Start Data for this task
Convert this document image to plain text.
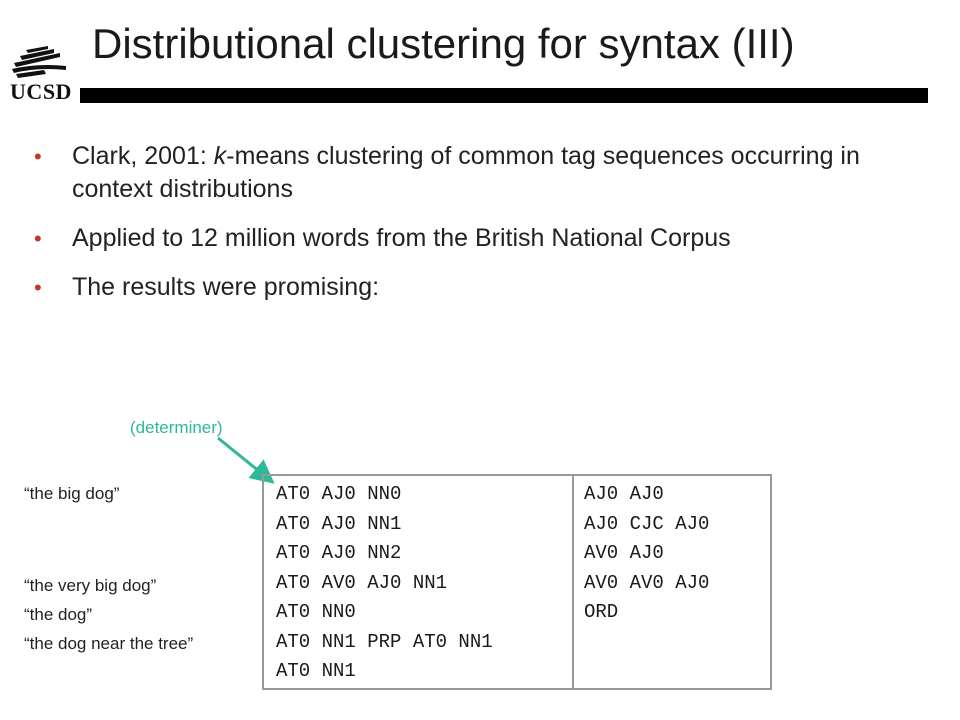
UCSD
Distributional clustering for syntax (III)
• Clark, 2001: k-means clustering of common tag sequences occurring in context distributions
• Applied to 12 million words from the British National Corpus
• The results were promising:
(determiner)
“the big dog”
“the very big dog”
“the dog”
“the dog near the tree”
AT0 AJ0 NN0
AT0 AJ0 NN1
AT0 AJ0 NN2
AT0 AV0 AJ0 NN1
AT0 NN0
AT0 NN1 PRP AT0 NN1
AT0 NN1
AJ0 AJ0
AJ0 CJC AJ0
AV0 AJ0
AV0 AV0 AJ0
ORD
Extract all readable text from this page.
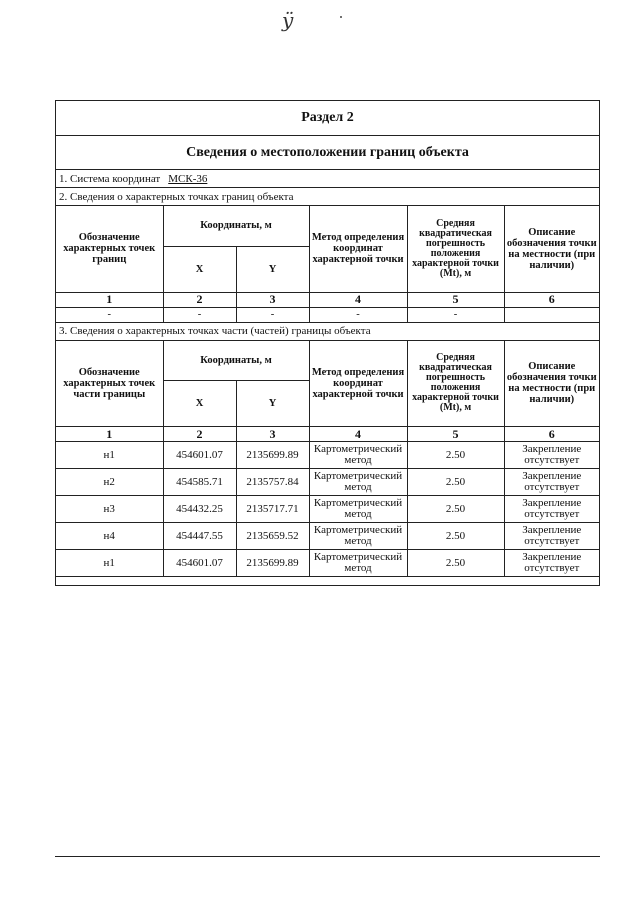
ӱ
Раздел 2
Сведения о местоположении границ объекта
1. Система координат МСК-36
2. Сведения о характерных точках границ объекта
Обозначение характерных точек границ	Координаты, м		Метод определения координат характерной точки	Средняя квадратическая погрешность положения характерной точки (Mt), м	Описание обозначения точки на местности (при наличии)
	X	Y			
1	2	3	4	5	6
-	-	-	-	-	
3. Сведения о характерных точках части (частей) границы объекта
Обозначение характерных точек части границы	Координаты, м		Метод определения координат характерной точки	Средняя квадратическая погрешность положения характерной точки (Mt), м	Описание обозначения точки на местности (при наличии)
	X	Y			
1	2	3	4	5	6
н1	454601.07	2135699.89	Картометрический метод	2.50	Закрепление отсутствует
н2	454585.71	2135757.84	Картометрический метод	2.50	Закрепление отсутствует
н3	454432.25	2135717.71	Картометрический метод	2.50	Закрепление отсутствует
н4	454447.55	2135659.52	Картометрический метод	2.50	Закрепление отсутствует
н1	454601.07	2135699.89	Картометрический метод	2.50	Закрепление отсутствует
End Data for this task
● Task brief:
Return all lines of the material above in which the word "точки" occurs.

● Full answer:
Обозначение характерных точек границ	Координаты, м		Метод определения координат характерной точки	Средняя квадратическая погрешность положения характерной точки (Mt), м	Описание обозначения точки на местности (при наличии)
Обозначение характерных точек части границы	Координаты, м		Метод определения координат характерной точки	Средняя квадратическая погрешность положения характерной точки (Mt), м	Описание обозначения точки на местности (при наличии)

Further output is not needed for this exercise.